→ **TASK TO CARRY OUT**
Find how many lines in the material hold the word "obboda", then state that number and nothing more.

----- EXTRACTED MATERIAL

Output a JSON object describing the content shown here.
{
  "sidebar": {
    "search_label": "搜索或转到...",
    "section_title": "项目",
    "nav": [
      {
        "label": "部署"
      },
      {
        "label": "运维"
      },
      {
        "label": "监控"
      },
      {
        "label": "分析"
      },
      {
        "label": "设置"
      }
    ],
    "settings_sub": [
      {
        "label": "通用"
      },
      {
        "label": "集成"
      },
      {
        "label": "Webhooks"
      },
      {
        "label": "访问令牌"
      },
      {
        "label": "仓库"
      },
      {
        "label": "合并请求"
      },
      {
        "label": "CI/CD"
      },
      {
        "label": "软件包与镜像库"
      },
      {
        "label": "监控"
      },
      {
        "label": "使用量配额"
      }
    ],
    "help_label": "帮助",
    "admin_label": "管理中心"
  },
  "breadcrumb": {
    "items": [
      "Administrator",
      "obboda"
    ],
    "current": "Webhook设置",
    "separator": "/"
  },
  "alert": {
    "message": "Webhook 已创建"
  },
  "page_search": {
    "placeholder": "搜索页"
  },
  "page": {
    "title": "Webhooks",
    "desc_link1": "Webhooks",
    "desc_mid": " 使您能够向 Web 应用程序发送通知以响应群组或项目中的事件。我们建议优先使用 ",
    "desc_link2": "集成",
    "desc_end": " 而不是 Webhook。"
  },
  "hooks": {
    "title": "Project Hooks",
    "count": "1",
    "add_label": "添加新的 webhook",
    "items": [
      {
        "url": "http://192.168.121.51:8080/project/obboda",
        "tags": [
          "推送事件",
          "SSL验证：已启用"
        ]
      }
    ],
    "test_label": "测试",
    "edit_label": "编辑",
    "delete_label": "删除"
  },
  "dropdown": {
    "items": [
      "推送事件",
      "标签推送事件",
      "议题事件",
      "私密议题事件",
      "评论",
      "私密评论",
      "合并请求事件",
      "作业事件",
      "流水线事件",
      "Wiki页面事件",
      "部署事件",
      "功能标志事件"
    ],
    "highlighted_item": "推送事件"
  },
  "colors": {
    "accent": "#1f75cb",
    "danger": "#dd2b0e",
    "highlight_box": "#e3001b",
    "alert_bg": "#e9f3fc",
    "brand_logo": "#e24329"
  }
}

----------

→ **PROBLEM SOLUTION**
2